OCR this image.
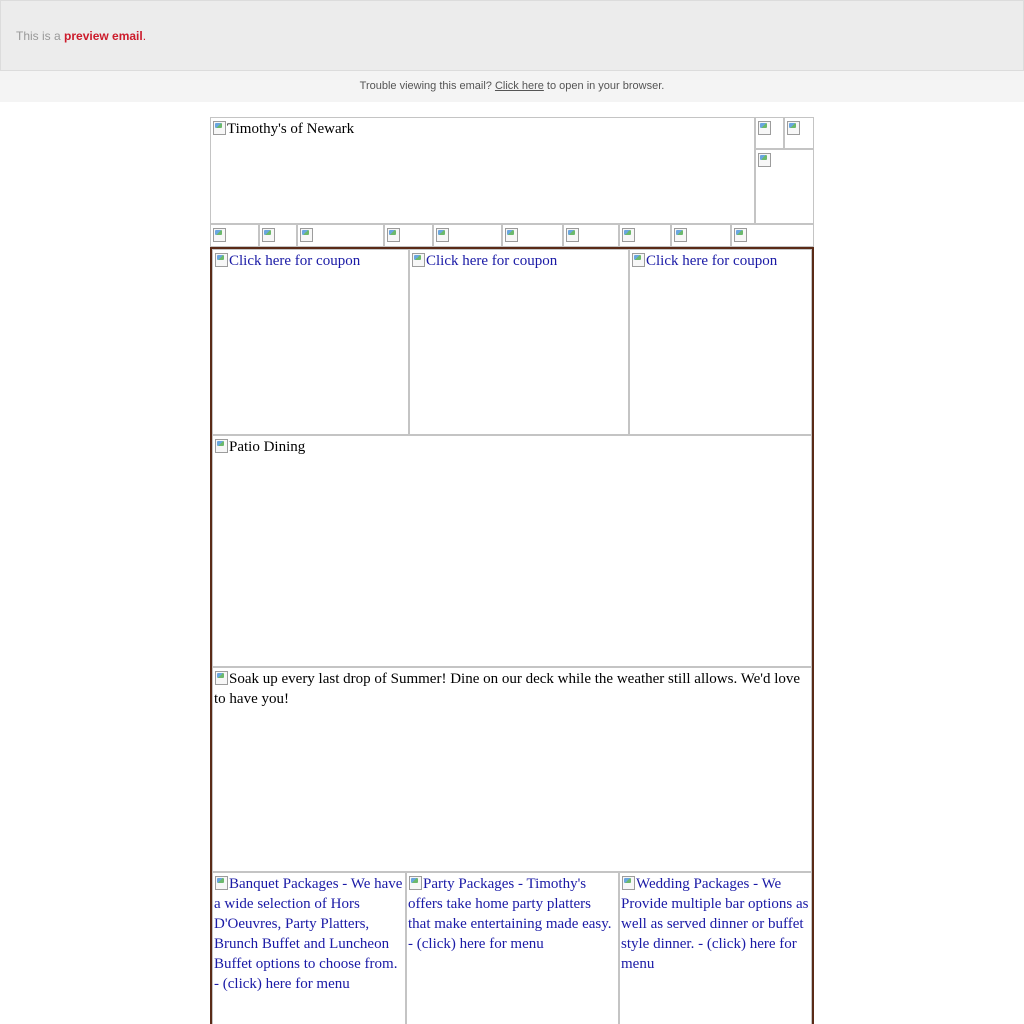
This is a preview email.
Trouble viewing this email? Click here to open in your browser.
Timothy's of Newark
Click here for coupon	Click here for coupon	Click here for coupon
Patio Dining
Soak up every last drop of Summer! Dine on our deck while the weather still allows. We'd love to have you!
Banquet Packages - We have a wide selection of Hors D'Oeuvres, Party Platters, Brunch Buffet and Luncheon Buffet options to choose from. - (click) here for menu
Party Packages - Timothy's offers take home party platters that make entertaining made easy. - (click) here for menu
Wedding Packages - We Provide multiple bar options as well as served dinner or buffet style dinner. - (click) here for menu
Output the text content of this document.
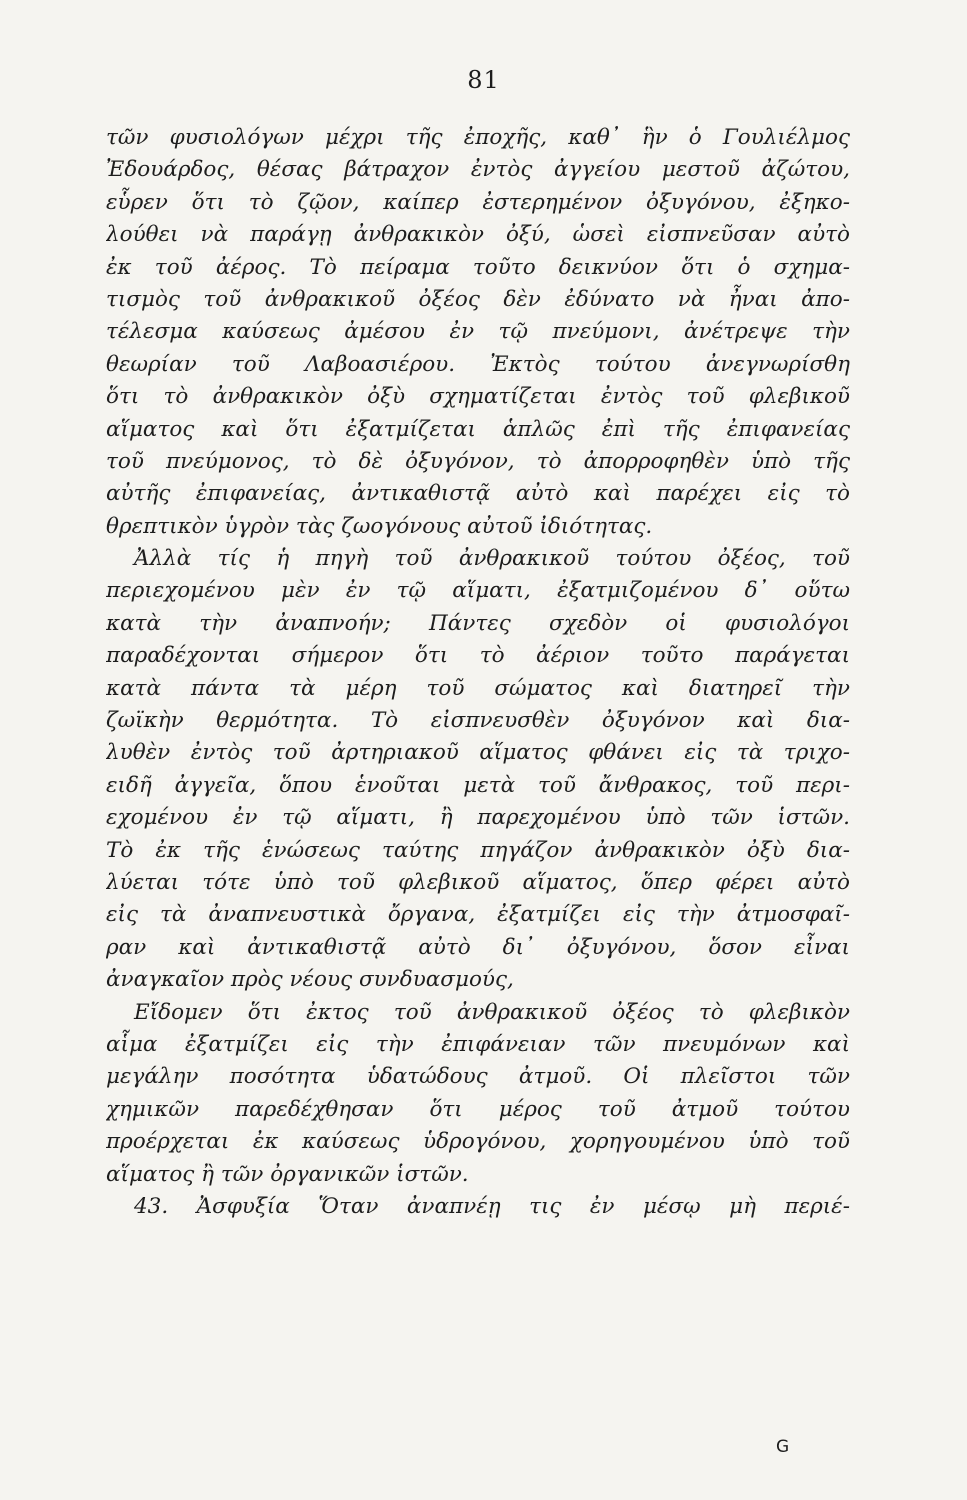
81
τῶν φυσιολόγων μέχρι τῆς ἐποχῆς, καθ᾽ ἣν ὁ Γουλιέλμος
Ἐδουάρδος, θέσας βάτραχον ἐντὸς ἀγγείου μεστοῦ ἀζώτου,
εὗρεν ὅτι τὸ ζῷον, καίπερ ἐστερημένον ὀξυγόνου, ἐξηκο-
λούθει νὰ παράγῃ ἀνθρακικὸν ὀξύ, ὡσεὶ εἰσπνεῦσαν αὐτὸ
ἐκ τοῦ ἀέρος. Τὸ πείραμα τοῦτο δεικνύον ὅτι ὁ σχημα-
τισμὸς τοῦ ἀνθρακικοῦ ὀξέος δὲν ἐδύνατο νὰ ἦναι ἀπο-
τέλεσμα καύσεως ἀμέσου ἐν τῷ πνεύμονι, ἀνέτρεψε τὴν
θεωρίαν τοῦ Λαβοασιέρου. Ἐκτὸς τούτου ἀνεγνωρίσθη
ὅτι τὸ ἀνθρακικὸν ὀξὺ σχηματίζεται ἐντὸς τοῦ φλεβικοῦ
αἵματος καὶ ὅτι ἐξατμίζεται ἁπλῶς ἐπὶ τῆς ἐπιφανείας
τοῦ πνεύμονος, τὸ δὲ ὀξυγόνον, τὸ ἀπορροφηθὲν ὑπὸ τῆς
αὐτῆς ἐπιφανείας, ἀντικαθιστᾷ αὐτὸ καὶ παρέχει εἰς τὸ
θρεπτικὸν ὑγρὸν τὰς ζωογόνους αὐτοῦ ἰδιότητας.
Ἀλλὰ τίς ἡ πηγὴ τοῦ ἀνθρακικοῦ τούτου ὀξέος, τοῦ
περιεχομένου μὲν ἐν τῷ αἵματι, ἐξατμιζομένου δ᾽ οὕτω
κατὰ τὴν ἀναπνοήν; Πάντες σχεδὸν οἱ φυσιολόγοι
παραδέχονται σήμερον ὅτι τὸ ἀέριον τοῦτο παράγεται
κατὰ πάντα τὰ μέρη τοῦ σώματος καὶ διατηρεῖ τὴν
ζωϊκὴν θερμότητα. Τὸ εἰσπνευσθὲν ὀξυγόνον καὶ δια-
λυθὲν ἐντὸς τοῦ ἀρτηριακοῦ αἵματος φθάνει εἰς τὰ τριχο-
ειδῆ ἀγγεῖα, ὅπου ἑνοῦται μετὰ τοῦ ἄνθρακος, τοῦ περι-
εχομένου ἐν τῷ αἵματι, ἢ παρεχομένου ὑπὸ τῶν ἱστῶν.
Τὸ ἐκ τῆς ἑνώσεως ταύτης πηγάζον ἀνθρακικὸν ὀξὺ δια-
λύεται τότε ὑπὸ τοῦ φλεβικοῦ αἵματος, ὅπερ φέρει αὐτὸ
εἰς τὰ ἀναπνευστικὰ ὄργανα, ἐξατμίζει εἰς τὴν ἀτμοσφαῖ-
ραν καὶ ἀντικαθιστᾷ αὐτὸ δι᾽ ὀξυγόνου, ὅσον εἶναι
ἀναγκαῖον πρὸς νέους συνδυασμούς,
Εἴδομεν ὅτι ἐκτος τοῦ ἀνθρακικοῦ ὀξέος τὸ φλεβικὸν
αἷμα ἐξατμίζει εἰς τὴν ἐπιφάνειαν τῶν πνευμόνων καὶ
μεγάλην ποσότητα ὑδατώδους ἀτμοῦ. Οἱ πλεῖστοι τῶν
χημικῶν παρεδέχθησαν ὅτι μέρος τοῦ ἀτμοῦ τούτου
προέρχεται ἐκ καύσεως ὑδρογόνου, χορηγουμένου ὑπὸ τοῦ
αἵματος ἢ τῶν ὀργανικῶν ἱστῶν.
43. Ἀσφυξία Ὅταν ἀναπνέῃ τις ἐν μέσῳ μὴ περιέ-
G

> _WHAT YOU ARE ASKED TO DO_:
Go through the data above and transcribe it in full, omitting any image.

> _EXERCISE SOLUTION_:
OCR this image.
This is a preview email.
Trouble viewing this email? Click here to open in your browser.
Timothy's of Newark
Click here for coupon	Click here for coupon	Click here for coupon
Patio Dining
Soak up every last drop of Summer! Dine on our deck while the weather still allows. We'd love to have you!
Banquet Packages - We have a wide selection of Hors D'Oeuvres, Party Platters, Brunch Buffet and Luncheon Buffet options to choose from. - (click) here for menu
Party Packages - Timothy's offers take home party platters that make entertaining made easy. - (click) here for menu
Wedding Packages - We Provide multiple bar options as well as served dinner or buffet style dinner. - (click) here for menu
Output the text content of this document.
81
τῶν φυσιολόγων μέχρι τῆς ἐποχῆς, καθ᾽ ἣν ὁ Γουλιέλμος
Ἐδουάρδος, θέσας βάτραχον ἐντὸς ἀγγείου μεστοῦ ἀζώτου,
εὗρεν ὅτι τὸ ζῷον, καίπερ ἐστερημένον ὀξυγόνου, ἐξηκο-
λούθει νὰ παράγῃ ἀνθρακικὸν ὀξύ, ὡσεὶ εἰσπνεῦσαν αὐτὸ
ἐκ τοῦ ἀέρος. Τὸ πείραμα τοῦτο δεικνύον ὅτι ὁ σχημα-
τισμὸς τοῦ ἀνθρακικοῦ ὀξέος δὲν ἐδύνατο νὰ ἦναι ἀπο-
τέλεσμα καύσεως ἀμέσου ἐν τῷ πνεύμονι, ἀνέτρεψε τὴν
θεωρίαν τοῦ Λαβοασιέρου. Ἐκτὸς τούτου ἀνεγνωρίσθη
ὅτι τὸ ἀνθρακικὸν ὀξὺ σχηματίζεται ἐντὸς τοῦ φλεβικοῦ
αἵματος καὶ ὅτι ἐξατμίζεται ἁπλῶς ἐπὶ τῆς ἐπιφανείας
τοῦ πνεύμονος, τὸ δὲ ὀξυγόνον, τὸ ἀπορροφηθὲν ὑπὸ τῆς
αὐτῆς ἐπιφανείας, ἀντικαθιστᾷ αὐτὸ καὶ παρέχει εἰς τὸ
θρεπτικὸν ὑγρὸν τὰς ζωογόνους αὐτοῦ ἰδιότητας.
Ἀλλὰ τίς ἡ πηγὴ τοῦ ἀνθρακικοῦ τούτου ὀξέος, τοῦ
περιεχομένου μὲν ἐν τῷ αἵματι, ἐξατμιζομένου δ᾽ οὕτω
κατὰ τὴν ἀναπνοήν; Πάντες σχεδὸν οἱ φυσιολόγοι
παραδέχονται σήμερον ὅτι τὸ ἀέριον τοῦτο παράγεται
κατὰ πάντα τὰ μέρη τοῦ σώματος καὶ διατηρεῖ τὴν
ζωϊκὴν θερμότητα. Τὸ εἰσπνευσθὲν ὀξυγόνον καὶ δια-
λυθὲν ἐντὸς τοῦ ἀρτηριακοῦ αἵματος φθάνει εἰς τὰ τριχο-
ειδῆ ἀγγεῖα, ὅπου ἑνοῦται μετὰ τοῦ ἄνθρακος, τοῦ περι-
εχομένου ἐν τῷ αἵματι, ἢ παρεχομένου ὑπὸ τῶν ἱστῶν.
Τὸ ἐκ τῆς ἑνώσεως ταύτης πηγάζον ἀνθρακικὸν ὀξὺ δια-
λύεται τότε ὑπὸ τοῦ φλεβικοῦ αἵματος, ὅπερ φέρει αὐτὸ
εἰς τὰ ἀναπνευστικὰ ὄργανα, ἐξατμίζει εἰς τὴν ἀτμοσφαῖ-
ραν καὶ ἀντικαθιστᾷ αὐτὸ δι᾽ ὀξυγόνου, ὅσον εἶναι
ἀναγκαῖον πρὸς νέους συνδυασμούς,
Εἴδομεν ὅτι ἐκτος τοῦ ἀνθρακικοῦ ὀξέος τὸ φλεβικὸν
αἷμα ἐξατμίζει εἰς τὴν ἐπιφάνειαν τῶν πνευμόνων καὶ
μεγάλην ποσότητα ὑδατώδους ἀτμοῦ. Οἱ πλεῖστοι τῶν
χημικῶν παρεδέχθησαν ὅτι μέρος τοῦ ἀτμοῦ τούτου
προέρχεται ἐκ καύσεως ὑδρογόνου, χορηγουμένου ὑπὸ τοῦ
αἵματος ἢ τῶν ὀργανικῶν ἱστῶν.
43. Ἀσφυξία Ὅταν ἀναπνέῃ τις ἐν μέσῳ μὴ περιέ-
G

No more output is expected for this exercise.